Exercise details: Repeat the material in full. Keep every line exactly as it is.

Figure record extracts

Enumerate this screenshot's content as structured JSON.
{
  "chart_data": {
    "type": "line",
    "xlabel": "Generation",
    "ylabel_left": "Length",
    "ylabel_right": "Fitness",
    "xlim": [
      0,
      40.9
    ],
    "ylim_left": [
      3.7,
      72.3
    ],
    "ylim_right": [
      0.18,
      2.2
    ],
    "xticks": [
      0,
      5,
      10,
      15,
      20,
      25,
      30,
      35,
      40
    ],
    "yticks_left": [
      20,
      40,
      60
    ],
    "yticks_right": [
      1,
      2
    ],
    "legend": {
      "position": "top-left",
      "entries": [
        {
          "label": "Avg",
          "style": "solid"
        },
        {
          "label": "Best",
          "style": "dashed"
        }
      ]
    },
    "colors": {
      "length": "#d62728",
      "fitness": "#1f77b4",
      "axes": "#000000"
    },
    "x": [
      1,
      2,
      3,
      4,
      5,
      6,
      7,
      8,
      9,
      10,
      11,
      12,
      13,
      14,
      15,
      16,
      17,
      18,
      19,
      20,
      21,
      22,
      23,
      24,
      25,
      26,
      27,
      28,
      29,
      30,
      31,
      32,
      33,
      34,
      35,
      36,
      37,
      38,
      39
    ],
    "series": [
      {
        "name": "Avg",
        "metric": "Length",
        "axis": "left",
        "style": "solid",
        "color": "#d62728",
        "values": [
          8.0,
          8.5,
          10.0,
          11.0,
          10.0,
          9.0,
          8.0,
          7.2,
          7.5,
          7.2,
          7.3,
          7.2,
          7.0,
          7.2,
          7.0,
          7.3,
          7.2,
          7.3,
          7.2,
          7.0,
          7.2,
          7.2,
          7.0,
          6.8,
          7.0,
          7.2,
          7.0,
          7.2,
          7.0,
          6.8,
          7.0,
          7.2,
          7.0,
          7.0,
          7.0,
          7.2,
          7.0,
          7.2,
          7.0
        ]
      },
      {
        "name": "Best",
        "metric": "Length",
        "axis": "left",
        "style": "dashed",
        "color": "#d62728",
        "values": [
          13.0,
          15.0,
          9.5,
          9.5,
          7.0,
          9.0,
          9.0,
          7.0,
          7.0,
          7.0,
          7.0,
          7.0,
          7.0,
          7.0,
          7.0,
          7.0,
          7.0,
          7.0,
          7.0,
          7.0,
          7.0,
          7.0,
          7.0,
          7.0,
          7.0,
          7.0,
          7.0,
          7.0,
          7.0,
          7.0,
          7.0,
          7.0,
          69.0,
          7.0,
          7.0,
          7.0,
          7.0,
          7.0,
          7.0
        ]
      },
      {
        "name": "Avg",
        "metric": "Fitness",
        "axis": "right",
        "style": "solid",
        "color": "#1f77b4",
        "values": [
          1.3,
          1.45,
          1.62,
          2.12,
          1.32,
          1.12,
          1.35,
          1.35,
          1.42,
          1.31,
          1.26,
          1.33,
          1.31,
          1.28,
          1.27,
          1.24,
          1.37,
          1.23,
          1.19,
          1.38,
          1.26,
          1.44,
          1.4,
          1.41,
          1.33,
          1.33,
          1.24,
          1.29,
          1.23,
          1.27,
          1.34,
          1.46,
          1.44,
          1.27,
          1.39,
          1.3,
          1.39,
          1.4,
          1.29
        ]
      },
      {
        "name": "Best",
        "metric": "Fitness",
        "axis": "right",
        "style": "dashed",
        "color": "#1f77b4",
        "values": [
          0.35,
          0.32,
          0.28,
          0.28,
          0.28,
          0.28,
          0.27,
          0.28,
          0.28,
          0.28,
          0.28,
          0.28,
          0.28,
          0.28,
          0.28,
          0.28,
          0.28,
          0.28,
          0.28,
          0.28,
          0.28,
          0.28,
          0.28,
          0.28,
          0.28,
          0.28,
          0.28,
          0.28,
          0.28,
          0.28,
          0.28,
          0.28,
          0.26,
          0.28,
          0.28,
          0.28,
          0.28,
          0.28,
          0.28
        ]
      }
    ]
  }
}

Result of this exercise:
Enumerate this screenshot's content as structured JSON.
{
  "chart_data": {
    "type": "line",
    "xlabel": "Generation",
    "ylabel_left": "Length",
    "ylabel_right": "Fitness",
    "xlim": [
      0,
      40.9
    ],
    "ylim_left": [
      3.7,
      72.3
    ],
    "ylim_right": [
      0.18,
      2.2
    ],
    "xticks": [
      0,
      5,
      10,
      15,
      20,
      25,
      30,
      35,
      40
    ],
    "yticks_left": [
      20,
      40,
      60
    ],
    "yticks_right": [
      1,
      2
    ],
    "legend": {
      "position": "top-left",
      "entries": [
        {
          "label": "Avg",
          "style": "solid"
        },
        {
          "label": "Best",
          "style": "dashed"
        }
      ]
    },
    "colors": {
      "length": "#d62728",
      "fitness": "#1f77b4",
      "axes": "#000000"
    },
    "x": [
      1,
      2,
      3,
      4,
      5,
      6,
      7,
      8,
      9,
      10,
      11,
      12,
      13,
      14,
      15,
      16,
      17,
      18,
      19,
      20,
      21,
      22,
      23,
      24,
      25,
      26,
      27,
      28,
      29,
      30,
      31,
      32,
      33,
      34,
      35,
      36,
      37,
      38,
      39
    ],
    "series": [
      {
        "name": "Avg",
        "metric": "Length",
        "axis": "left",
        "style": "solid",
        "color": "#d62728",
        "values": [
          8.0,
          8.5,
          10.0,
          11.0,
          10.0,
          9.0,
          8.0,
          7.2,
          7.5,
          7.2,
          7.3,
          7.2,
          7.0,
          7.2,
          7.0,
          7.3,
          7.2,
          7.3,
          7.2,
          7.0,
          7.2,
          7.2,
          7.0,
          6.8,
          7.0,
          7.2,
          7.0,
          7.2,
          7.0,
          6.8,
          7.0,
          7.2,
          7.0,
          7.0,
          7.0,
          7.2,
          7.0,
          7.2,
          7.0
        ]
      },
      {
        "name": "Best",
        "metric": "Length",
        "axis": "left",
        "style": "dashed",
        "color": "#d62728",
        "values": [
          13.0,
          15.0,
          9.5,
          9.5,
          7.0,
          9.0,
          9.0,
          7.0,
          7.0,
          7.0,
          7.0,
          7.0,
          7.0,
          7.0,
          7.0,
          7.0,
          7.0,
          7.0,
          7.0,
          7.0,
          7.0,
          7.0,
          7.0,
          7.0,
          7.0,
          7.0,
          7.0,
          7.0,
          7.0,
          7.0,
          7.0,
          7.0,
          69.0,
          7.0,
          7.0,
          7.0,
          7.0,
          7.0,
          7.0
        ]
      },
      {
        "name": "Avg",
        "metric": "Fitness",
        "axis": "right",
        "style": "solid",
        "color": "#1f77b4",
        "values": [
          1.3,
          1.45,
          1.62,
          2.12,
          1.32,
          1.12,
          1.35,
          1.35,
          1.42,
          1.31,
          1.26,
          1.33,
          1.31,
          1.28,
          1.27,
          1.24,
          1.37,
          1.23,
          1.19,
          1.38,
          1.26,
          1.44,
          1.4,
          1.41,
          1.33,
          1.33,
          1.24,
          1.29,
          1.23,
          1.27,
          1.34,
          1.46,
          1.44,
          1.27,
          1.39,
          1.3,
          1.39,
          1.4,
          1.29
        ]
      },
      {
        "name": "Best",
        "metric": "Fitness",
        "axis": "right",
        "style": "dashed",
        "color": "#1f77b4",
        "values": [
          0.35,
          0.32,
          0.28,
          0.28,
          0.28,
          0.28,
          0.27,
          0.28,
          0.28,
          0.28,
          0.28,
          0.28,
          0.28,
          0.28,
          0.28,
          0.28,
          0.28,
          0.28,
          0.28,
          0.28,
          0.28,
          0.28,
          0.28,
          0.28,
          0.28,
          0.28,
          0.28,
          0.28,
          0.28,
          0.28,
          0.28,
          0.28,
          0.26,
          0.28,
          0.28,
          0.28,
          0.28,
          0.28,
          0.28
        ]
      }
    ]
  }
}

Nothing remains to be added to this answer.